[Dataset entries on figures]

** Begin **

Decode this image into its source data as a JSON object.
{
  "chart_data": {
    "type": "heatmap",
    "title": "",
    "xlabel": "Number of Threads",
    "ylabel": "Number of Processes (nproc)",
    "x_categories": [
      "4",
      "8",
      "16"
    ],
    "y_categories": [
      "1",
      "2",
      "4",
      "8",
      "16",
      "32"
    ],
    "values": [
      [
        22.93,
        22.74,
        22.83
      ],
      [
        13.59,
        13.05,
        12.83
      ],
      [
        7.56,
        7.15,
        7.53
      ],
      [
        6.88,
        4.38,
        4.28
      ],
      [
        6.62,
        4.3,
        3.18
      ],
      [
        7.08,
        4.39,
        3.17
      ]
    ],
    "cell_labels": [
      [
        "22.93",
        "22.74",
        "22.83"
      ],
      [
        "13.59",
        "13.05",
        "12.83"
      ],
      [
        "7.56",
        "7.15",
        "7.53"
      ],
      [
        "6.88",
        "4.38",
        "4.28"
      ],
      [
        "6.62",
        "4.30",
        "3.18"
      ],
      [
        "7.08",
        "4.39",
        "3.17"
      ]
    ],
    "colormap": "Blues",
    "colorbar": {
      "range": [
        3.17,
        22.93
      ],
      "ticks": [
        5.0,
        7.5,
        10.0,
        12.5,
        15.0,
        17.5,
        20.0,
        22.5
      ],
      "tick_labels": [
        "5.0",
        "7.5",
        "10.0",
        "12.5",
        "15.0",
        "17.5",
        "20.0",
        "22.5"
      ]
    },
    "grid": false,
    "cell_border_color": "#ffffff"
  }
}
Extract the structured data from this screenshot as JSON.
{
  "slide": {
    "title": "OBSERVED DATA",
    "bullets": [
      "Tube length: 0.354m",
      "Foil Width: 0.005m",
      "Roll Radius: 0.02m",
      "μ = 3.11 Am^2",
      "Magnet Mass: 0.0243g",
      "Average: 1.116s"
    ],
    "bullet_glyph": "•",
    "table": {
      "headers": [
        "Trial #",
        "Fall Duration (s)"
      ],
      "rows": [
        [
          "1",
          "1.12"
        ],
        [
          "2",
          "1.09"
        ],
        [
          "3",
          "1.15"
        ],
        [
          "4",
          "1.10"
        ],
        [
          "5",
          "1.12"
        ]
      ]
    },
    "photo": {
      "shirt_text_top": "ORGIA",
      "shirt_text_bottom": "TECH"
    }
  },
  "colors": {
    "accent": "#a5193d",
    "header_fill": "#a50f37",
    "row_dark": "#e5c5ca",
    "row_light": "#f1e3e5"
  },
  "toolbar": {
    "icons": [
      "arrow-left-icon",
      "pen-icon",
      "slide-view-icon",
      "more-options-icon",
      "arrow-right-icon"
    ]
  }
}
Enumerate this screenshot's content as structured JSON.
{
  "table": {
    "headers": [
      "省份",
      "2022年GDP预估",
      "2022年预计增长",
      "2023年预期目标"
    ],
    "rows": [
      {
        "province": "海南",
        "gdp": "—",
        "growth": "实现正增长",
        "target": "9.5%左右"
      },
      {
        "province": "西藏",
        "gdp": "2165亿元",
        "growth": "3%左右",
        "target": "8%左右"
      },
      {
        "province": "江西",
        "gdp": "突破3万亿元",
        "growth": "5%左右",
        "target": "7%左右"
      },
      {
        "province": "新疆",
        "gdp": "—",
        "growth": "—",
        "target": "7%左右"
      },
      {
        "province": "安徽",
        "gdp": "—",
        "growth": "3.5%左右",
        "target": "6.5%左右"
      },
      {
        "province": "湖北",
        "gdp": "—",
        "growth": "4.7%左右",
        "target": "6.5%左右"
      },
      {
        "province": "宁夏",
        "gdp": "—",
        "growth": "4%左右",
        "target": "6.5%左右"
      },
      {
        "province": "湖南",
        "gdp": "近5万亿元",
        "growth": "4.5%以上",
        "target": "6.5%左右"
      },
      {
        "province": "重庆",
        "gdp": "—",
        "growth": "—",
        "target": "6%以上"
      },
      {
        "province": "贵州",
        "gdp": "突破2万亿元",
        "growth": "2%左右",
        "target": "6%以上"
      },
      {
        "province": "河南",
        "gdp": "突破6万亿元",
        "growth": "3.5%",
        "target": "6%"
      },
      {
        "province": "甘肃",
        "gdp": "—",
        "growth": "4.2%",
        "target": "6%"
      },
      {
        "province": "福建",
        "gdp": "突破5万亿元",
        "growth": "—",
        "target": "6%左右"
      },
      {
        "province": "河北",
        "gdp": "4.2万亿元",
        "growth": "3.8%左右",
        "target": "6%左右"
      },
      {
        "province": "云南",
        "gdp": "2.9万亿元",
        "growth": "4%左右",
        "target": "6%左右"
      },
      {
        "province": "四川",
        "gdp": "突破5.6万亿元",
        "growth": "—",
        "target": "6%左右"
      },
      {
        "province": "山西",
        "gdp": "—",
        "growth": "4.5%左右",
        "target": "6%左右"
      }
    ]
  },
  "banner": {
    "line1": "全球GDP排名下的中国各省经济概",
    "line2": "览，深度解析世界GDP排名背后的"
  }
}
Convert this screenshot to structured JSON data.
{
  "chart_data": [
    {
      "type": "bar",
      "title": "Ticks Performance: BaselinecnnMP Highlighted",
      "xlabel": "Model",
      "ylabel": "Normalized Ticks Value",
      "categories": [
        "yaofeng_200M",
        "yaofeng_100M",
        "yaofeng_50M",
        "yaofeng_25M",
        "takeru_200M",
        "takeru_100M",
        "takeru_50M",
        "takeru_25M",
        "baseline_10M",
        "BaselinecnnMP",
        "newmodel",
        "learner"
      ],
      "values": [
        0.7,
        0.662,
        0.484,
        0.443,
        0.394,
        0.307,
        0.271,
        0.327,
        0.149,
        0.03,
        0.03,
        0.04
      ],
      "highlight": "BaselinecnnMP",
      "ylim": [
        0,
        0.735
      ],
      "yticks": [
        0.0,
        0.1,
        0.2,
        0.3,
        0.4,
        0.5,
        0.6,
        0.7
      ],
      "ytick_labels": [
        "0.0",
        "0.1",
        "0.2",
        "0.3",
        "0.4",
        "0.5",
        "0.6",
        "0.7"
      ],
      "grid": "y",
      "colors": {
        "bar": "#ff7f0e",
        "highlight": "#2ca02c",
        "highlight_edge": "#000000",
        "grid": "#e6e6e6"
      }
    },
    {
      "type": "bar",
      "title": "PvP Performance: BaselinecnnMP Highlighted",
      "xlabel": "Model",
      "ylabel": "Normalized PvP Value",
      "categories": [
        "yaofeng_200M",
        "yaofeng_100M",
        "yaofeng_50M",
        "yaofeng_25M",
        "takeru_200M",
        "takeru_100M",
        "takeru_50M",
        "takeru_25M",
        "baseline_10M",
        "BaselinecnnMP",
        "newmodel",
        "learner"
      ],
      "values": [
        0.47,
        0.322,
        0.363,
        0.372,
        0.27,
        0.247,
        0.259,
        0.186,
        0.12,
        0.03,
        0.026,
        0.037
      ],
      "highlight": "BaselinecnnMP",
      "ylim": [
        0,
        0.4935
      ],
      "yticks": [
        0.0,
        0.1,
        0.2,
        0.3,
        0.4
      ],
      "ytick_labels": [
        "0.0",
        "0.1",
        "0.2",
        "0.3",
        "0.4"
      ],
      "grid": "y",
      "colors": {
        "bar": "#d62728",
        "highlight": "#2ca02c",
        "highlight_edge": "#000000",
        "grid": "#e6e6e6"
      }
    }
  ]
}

** End **

→ Problem statement
Your task is to print all of the records exactly.

→ Solution for this exercise
Decode this image into its source data as a JSON object.
{
  "chart_data": {
    "type": "heatmap",
    "title": "",
    "xlabel": "Number of Threads",
    "ylabel": "Number of Processes (nproc)",
    "x_categories": [
      "4",
      "8",
      "16"
    ],
    "y_categories": [
      "1",
      "2",
      "4",
      "8",
      "16",
      "32"
    ],
    "values": [
      [
        22.93,
        22.74,
        22.83
      ],
      [
        13.59,
        13.05,
        12.83
      ],
      [
        7.56,
        7.15,
        7.53
      ],
      [
        6.88,
        4.38,
        4.28
      ],
      [
        6.62,
        4.3,
        3.18
      ],
      [
        7.08,
        4.39,
        3.17
      ]
    ],
    "cell_labels": [
      [
        "22.93",
        "22.74",
        "22.83"
      ],
      [
        "13.59",
        "13.05",
        "12.83"
      ],
      [
        "7.56",
        "7.15",
        "7.53"
      ],
      [
        "6.88",
        "4.38",
        "4.28"
      ],
      [
        "6.62",
        "4.30",
        "3.18"
      ],
      [
        "7.08",
        "4.39",
        "3.17"
      ]
    ],
    "colormap": "Blues",
    "colorbar": {
      "range": [
        3.17,
        22.93
      ],
      "ticks": [
        5.0,
        7.5,
        10.0,
        12.5,
        15.0,
        17.5,
        20.0,
        22.5
      ],
      "tick_labels": [
        "5.0",
        "7.5",
        "10.0",
        "12.5",
        "15.0",
        "17.5",
        "20.0",
        "22.5"
      ]
    },
    "grid": false,
    "cell_border_color": "#ffffff"
  }
}
Extract the structured data from this screenshot as JSON.
{
  "slide": {
    "title": "OBSERVED DATA",
    "bullets": [
      "Tube length: 0.354m",
      "Foil Width: 0.005m",
      "Roll Radius: 0.02m",
      "μ = 3.11 Am^2",
      "Magnet Mass: 0.0243g",
      "Average: 1.116s"
    ],
    "bullet_glyph": "•",
    "table": {
      "headers": [
        "Trial #",
        "Fall Duration (s)"
      ],
      "rows": [
        [
          "1",
          "1.12"
        ],
        [
          "2",
          "1.09"
        ],
        [
          "3",
          "1.15"
        ],
        [
          "4",
          "1.10"
        ],
        [
          "5",
          "1.12"
        ]
      ]
    },
    "photo": {
      "shirt_text_top": "ORGIA",
      "shirt_text_bottom": "TECH"
    }
  },
  "colors": {
    "accent": "#a5193d",
    "header_fill": "#a50f37",
    "row_dark": "#e5c5ca",
    "row_light": "#f1e3e5"
  },
  "toolbar": {
    "icons": [
      "arrow-left-icon",
      "pen-icon",
      "slide-view-icon",
      "more-options-icon",
      "arrow-right-icon"
    ]
  }
}
Enumerate this screenshot's content as structured JSON.
{
  "table": {
    "headers": [
      "省份",
      "2022年GDP预估",
      "2022年预计增长",
      "2023年预期目标"
    ],
    "rows": [
      {
        "province": "海南",
        "gdp": "—",
        "growth": "实现正增长",
        "target": "9.5%左右"
      },
      {
        "province": "西藏",
        "gdp": "2165亿元",
        "growth": "3%左右",
        "target": "8%左右"
      },
      {
        "province": "江西",
        "gdp": "突破3万亿元",
        "growth": "5%左右",
        "target": "7%左右"
      },
      {
        "province": "新疆",
        "gdp": "—",
        "growth": "—",
        "target": "7%左右"
      },
      {
        "province": "安徽",
        "gdp": "—",
        "growth": "3.5%左右",
        "target": "6.5%左右"
      },
      {
        "province": "湖北",
        "gdp": "—",
        "growth": "4.7%左右",
        "target": "6.5%左右"
      },
      {
        "province": "宁夏",
        "gdp": "—",
        "growth": "4%左右",
        "target": "6.5%左右"
      },
      {
        "province": "湖南",
        "gdp": "近5万亿元",
        "growth": "4.5%以上",
        "target": "6.5%左右"
      },
      {
        "province": "重庆",
        "gdp": "—",
        "growth": "—",
        "target": "6%以上"
      },
      {
        "province": "贵州",
        "gdp": "突破2万亿元",
        "growth": "2%左右",
        "target": "6%以上"
      },
      {
        "province": "河南",
        "gdp": "突破6万亿元",
        "growth": "3.5%",
        "target": "6%"
      },
      {
        "province": "甘肃",
        "gdp": "—",
        "growth": "4.2%",
        "target": "6%"
      },
      {
        "province": "福建",
        "gdp": "突破5万亿元",
        "growth": "—",
        "target": "6%左右"
      },
      {
        "province": "河北",
        "gdp": "4.2万亿元",
        "growth": "3.8%左右",
        "target": "6%左右"
      },
      {
        "province": "云南",
        "gdp": "2.9万亿元",
        "growth": "4%左右",
        "target": "6%左右"
      },
      {
        "province": "四川",
        "gdp": "突破5.6万亿元",
        "growth": "—",
        "target": "6%左右"
      },
      {
        "province": "山西",
        "gdp": "—",
        "growth": "4.5%左右",
        "target": "6%左右"
      }
    ]
  },
  "banner": {
    "line1": "全球GDP排名下的中国各省经济概",
    "line2": "览，深度解析世界GDP排名背后的"
  }
}
Convert this screenshot to structured JSON data.
{
  "chart_data": [
    {
      "type": "bar",
      "title": "Ticks Performance: BaselinecnnMP Highlighted",
      "xlabel": "Model",
      "ylabel": "Normalized Ticks Value",
      "categories": [
        "yaofeng_200M",
        "yaofeng_100M",
        "yaofeng_50M",
        "yaofeng_25M",
        "takeru_200M",
        "takeru_100M",
        "takeru_50M",
        "takeru_25M",
        "baseline_10M",
        "BaselinecnnMP",
        "newmodel",
        "learner"
      ],
      "values": [
        0.7,
        0.662,
        0.484,
        0.443,
        0.394,
        0.307,
        0.271,
        0.327,
        0.149,
        0.03,
        0.03,
        0.04
      ],
      "highlight": "BaselinecnnMP",
      "ylim": [
        0,
        0.735
      ],
      "yticks": [
        0.0,
        0.1,
        0.2,
        0.3,
        0.4,
        0.5,
        0.6,
        0.7
      ],
      "ytick_labels": [
        "0.0",
        "0.1",
        "0.2",
        "0.3",
        "0.4",
        "0.5",
        "0.6",
        "0.7"
      ],
      "grid": "y",
      "colors": {
        "bar": "#ff7f0e",
        "highlight": "#2ca02c",
        "highlight_edge": "#000000",
        "grid": "#e6e6e6"
      }
    },
    {
      "type": "bar",
      "title": "PvP Performance: BaselinecnnMP Highlighted",
      "xlabel": "Model",
      "ylabel": "Normalized PvP Value",
      "categories": [
        "yaofeng_200M",
        "yaofeng_100M",
        "yaofeng_50M",
        "yaofeng_25M",
        "takeru_200M",
        "takeru_100M",
        "takeru_50M",
        "takeru_25M",
        "baseline_10M",
        "BaselinecnnMP",
        "newmodel",
        "learner"
      ],
      "values": [
        0.47,
        0.322,
        0.363,
        0.372,
        0.27,
        0.247,
        0.259,
        0.186,
        0.12,
        0.03,
        0.026,
        0.037
      ],
      "highlight": "BaselinecnnMP",
      "ylim": [
        0,
        0.4935
      ],
      "yticks": [
        0.0,
        0.1,
        0.2,
        0.3,
        0.4
      ],
      "ytick_labels": [
        "0.0",
        "0.1",
        "0.2",
        "0.3",
        "0.4"
      ],
      "grid": "y",
      "colors": {
        "bar": "#d62728",
        "highlight": "#2ca02c",
        "highlight_edge": "#000000",
        "grid": "#e6e6e6"
      }
    }
  ]
}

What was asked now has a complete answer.